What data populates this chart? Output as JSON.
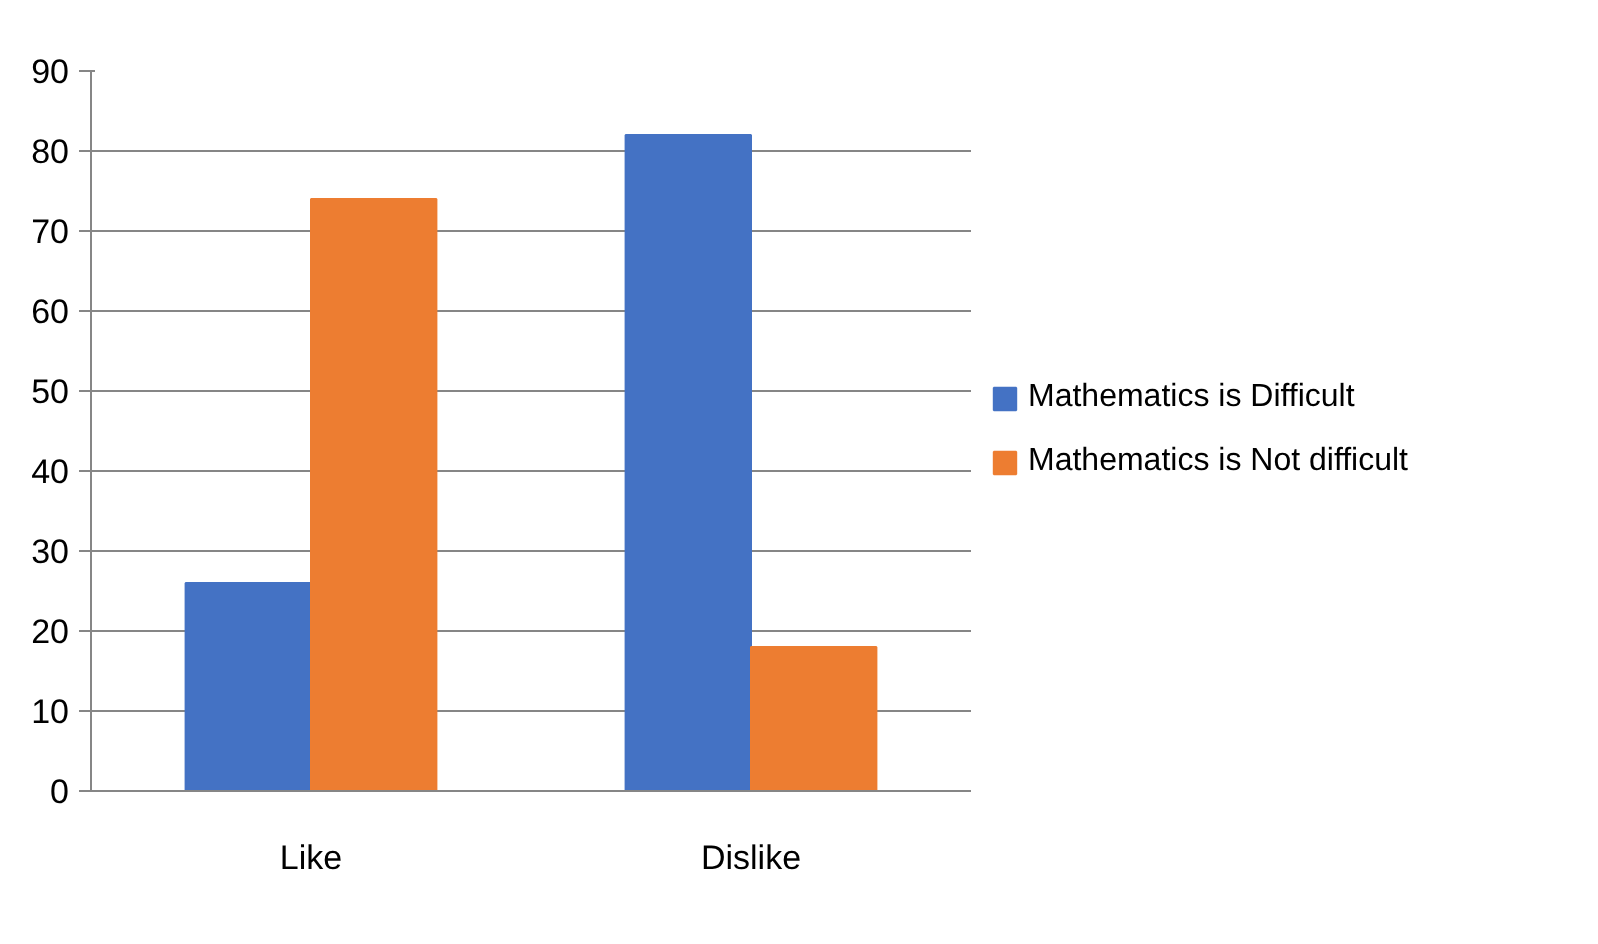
{
  "chart_data": {
    "type": "bar",
    "categories": [
      "Like",
      "Dislike"
    ],
    "series": [
      {
        "name": "Mathematics is Difficult",
        "color": "#4472c4",
        "values": [
          26,
          82
        ]
      },
      {
        "name": "Mathematics is Not difficult",
        "color": "#ed7d31",
        "values": [
          74,
          18
        ]
      }
    ],
    "ylim": [
      0,
      90
    ],
    "yticks": [
      0,
      10,
      20,
      30,
      40,
      50,
      60,
      70,
      80,
      90
    ],
    "grid": "y",
    "legend": "right"
  }
}
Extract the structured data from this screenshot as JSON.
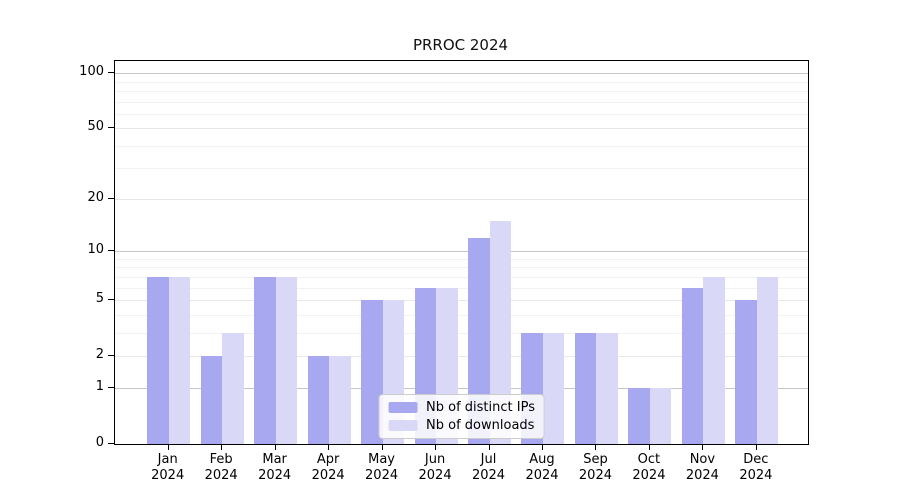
{
  "title": "PRROC 2024",
  "colors": {
    "background": "#ffffff",
    "axis": "#000000",
    "grid_decade": "#c6c6c6",
    "grid_major": "#e7e7e7",
    "grid_minor": "#f2f2f2",
    "series_distinct_ips": "#a8a8f0",
    "series_downloads": "#d9d9f7"
  },
  "chart_data": {
    "type": "bar",
    "title": "PRROC 2024",
    "categories": [
      "Jan",
      "Feb",
      "Mar",
      "Apr",
      "May",
      "Jun",
      "Jul",
      "Aug",
      "Sep",
      "Oct",
      "Nov",
      "Dec"
    ],
    "category_year": "2024",
    "series": [
      {
        "name": "Nb of distinct IPs",
        "color": "#a8a8f0",
        "values": [
          7,
          2,
          7,
          2,
          5,
          6,
          12,
          3,
          3,
          1,
          6,
          5
        ]
      },
      {
        "name": "Nb of downloads",
        "color": "#d9d9f7",
        "values": [
          7,
          3,
          7,
          2,
          5,
          6,
          15,
          3,
          3,
          1,
          7,
          7
        ]
      }
    ],
    "xlabel": "",
    "ylabel": "",
    "yscale": "log1p",
    "y_ticks": [
      0,
      1,
      2,
      5,
      10,
      20,
      50,
      100
    ],
    "y_minor_gridlines": [
      3,
      4,
      6,
      7,
      8,
      9,
      30,
      40,
      60,
      70,
      80,
      90
    ],
    "ylim": [
      0,
      118
    ],
    "grid": "horizontal-both",
    "legend_position": "lower center"
  }
}
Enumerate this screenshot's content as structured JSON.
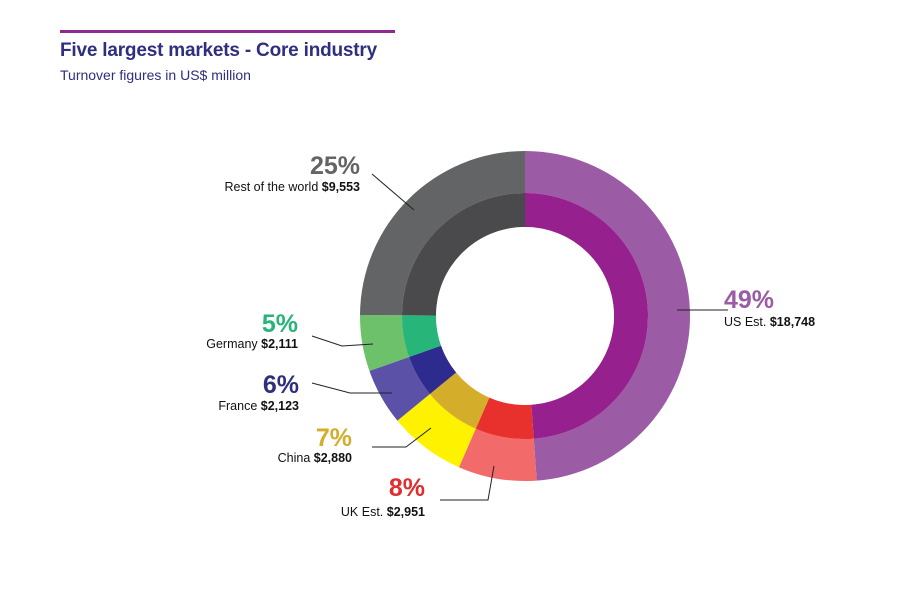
{
  "header": {
    "title": "Five largest markets - Core industry",
    "subtitle": "Turnover figures in US$ million"
  },
  "chart_data": {
    "type": "pie",
    "title": "Five largest markets - Core industry",
    "subtitle": "Turnover figures in US$ million",
    "style": "double-ring donut",
    "slices": [
      {
        "name": "US Est.",
        "value": 18748,
        "value_label": "$18,748",
        "percent_label": "49%",
        "outer_color": "#9b5ba5",
        "inner_color": "#96208e",
        "pct_color": "#9b5ba5"
      },
      {
        "name": "UK Est.",
        "value": 2951,
        "value_label": "$2,951",
        "percent_label": "8%",
        "outer_color": "#f26a6a",
        "inner_color": "#e8312d",
        "pct_color": "#e02d2d"
      },
      {
        "name": "China",
        "value": 2880,
        "value_label": "$2,880",
        "percent_label": "7%",
        "outer_color": "#fff200",
        "inner_color": "#d4ad2a",
        "pct_color": "#d4ad2a"
      },
      {
        "name": "France",
        "value": 2123,
        "value_label": "$2,123",
        "percent_label": "6%",
        "outer_color": "#5b52a8",
        "inner_color": "#2e2b8f",
        "pct_color": "#2e2f7e"
      },
      {
        "name": "Germany",
        "value": 2111,
        "value_label": "$2,111",
        "percent_label": "5%",
        "outer_color": "#6cc16a",
        "inner_color": "#27b57a",
        "pct_color": "#27b57a"
      },
      {
        "name": "Rest of the world",
        "value": 9553,
        "value_label": "$9,553",
        "percent_label": "25%",
        "outer_color": "#636466",
        "inner_color": "#4a4a4c",
        "pct_color": "#636466"
      }
    ]
  }
}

DIRECTIVE
From the records above, how many lines include the word "subtitle"? Only the number is wanted.

ANSWER FOR THE TASK
2